▶ Given request:
Sort through the data and copy the lines holding the word "nice".

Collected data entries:

— start —

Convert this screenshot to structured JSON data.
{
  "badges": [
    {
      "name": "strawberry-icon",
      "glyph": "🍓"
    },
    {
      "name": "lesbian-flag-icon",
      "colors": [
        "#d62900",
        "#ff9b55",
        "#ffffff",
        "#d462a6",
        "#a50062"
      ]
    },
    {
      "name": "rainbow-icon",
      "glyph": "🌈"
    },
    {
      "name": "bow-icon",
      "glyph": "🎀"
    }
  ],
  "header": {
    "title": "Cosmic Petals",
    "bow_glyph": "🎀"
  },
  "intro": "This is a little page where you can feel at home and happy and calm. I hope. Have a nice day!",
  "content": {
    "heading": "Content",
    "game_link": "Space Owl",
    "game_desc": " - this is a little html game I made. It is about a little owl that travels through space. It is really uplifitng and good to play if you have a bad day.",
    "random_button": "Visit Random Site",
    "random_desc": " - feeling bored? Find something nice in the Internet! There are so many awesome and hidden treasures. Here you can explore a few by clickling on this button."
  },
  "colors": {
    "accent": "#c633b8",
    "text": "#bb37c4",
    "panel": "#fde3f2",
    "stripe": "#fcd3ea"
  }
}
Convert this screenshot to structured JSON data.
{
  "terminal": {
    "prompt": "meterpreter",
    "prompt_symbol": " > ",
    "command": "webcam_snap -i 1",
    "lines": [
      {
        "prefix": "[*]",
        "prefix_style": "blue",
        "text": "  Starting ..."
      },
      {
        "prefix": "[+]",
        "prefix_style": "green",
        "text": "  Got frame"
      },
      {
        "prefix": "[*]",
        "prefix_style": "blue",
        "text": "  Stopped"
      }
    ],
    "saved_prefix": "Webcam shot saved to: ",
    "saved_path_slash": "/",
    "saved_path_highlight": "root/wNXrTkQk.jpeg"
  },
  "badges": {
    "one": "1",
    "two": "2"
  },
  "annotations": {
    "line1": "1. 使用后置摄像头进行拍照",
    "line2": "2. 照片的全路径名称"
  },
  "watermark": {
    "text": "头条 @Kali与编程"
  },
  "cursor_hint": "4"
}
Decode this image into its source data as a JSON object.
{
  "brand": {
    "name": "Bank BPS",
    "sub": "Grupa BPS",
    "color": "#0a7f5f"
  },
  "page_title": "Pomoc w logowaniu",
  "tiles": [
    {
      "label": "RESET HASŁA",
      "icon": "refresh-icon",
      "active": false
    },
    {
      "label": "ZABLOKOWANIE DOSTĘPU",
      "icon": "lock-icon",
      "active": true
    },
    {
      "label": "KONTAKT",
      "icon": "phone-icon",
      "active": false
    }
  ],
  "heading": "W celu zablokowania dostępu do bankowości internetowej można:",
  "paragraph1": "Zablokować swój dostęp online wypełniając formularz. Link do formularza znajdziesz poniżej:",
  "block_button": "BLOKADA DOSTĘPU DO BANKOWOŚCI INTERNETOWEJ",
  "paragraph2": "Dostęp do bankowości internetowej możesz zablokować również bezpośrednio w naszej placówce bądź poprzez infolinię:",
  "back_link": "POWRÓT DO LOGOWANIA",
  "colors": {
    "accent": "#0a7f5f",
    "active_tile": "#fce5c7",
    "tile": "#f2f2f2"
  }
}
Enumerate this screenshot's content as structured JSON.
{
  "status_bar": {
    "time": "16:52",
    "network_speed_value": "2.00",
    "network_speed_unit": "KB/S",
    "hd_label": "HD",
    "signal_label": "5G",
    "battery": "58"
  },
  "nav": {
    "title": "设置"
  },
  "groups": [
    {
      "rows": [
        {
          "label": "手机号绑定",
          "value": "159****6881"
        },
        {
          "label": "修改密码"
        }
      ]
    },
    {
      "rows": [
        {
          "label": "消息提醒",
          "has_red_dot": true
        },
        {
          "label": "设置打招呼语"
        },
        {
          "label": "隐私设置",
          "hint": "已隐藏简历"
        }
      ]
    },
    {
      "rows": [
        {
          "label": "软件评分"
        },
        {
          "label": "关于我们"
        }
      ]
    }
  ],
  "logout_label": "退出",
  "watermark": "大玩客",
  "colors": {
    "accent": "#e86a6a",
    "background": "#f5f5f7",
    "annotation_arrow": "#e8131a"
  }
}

— end —

▶ Solution:
  "intro": "This is a little page where you can feel at home and happy and calm. I hope. Have a nice day!",
    "random_desc": " - feeling bored? Find something nice in the Internet! There are so many awesome and hidden treasures. Here you can explore a few by clickling on this button."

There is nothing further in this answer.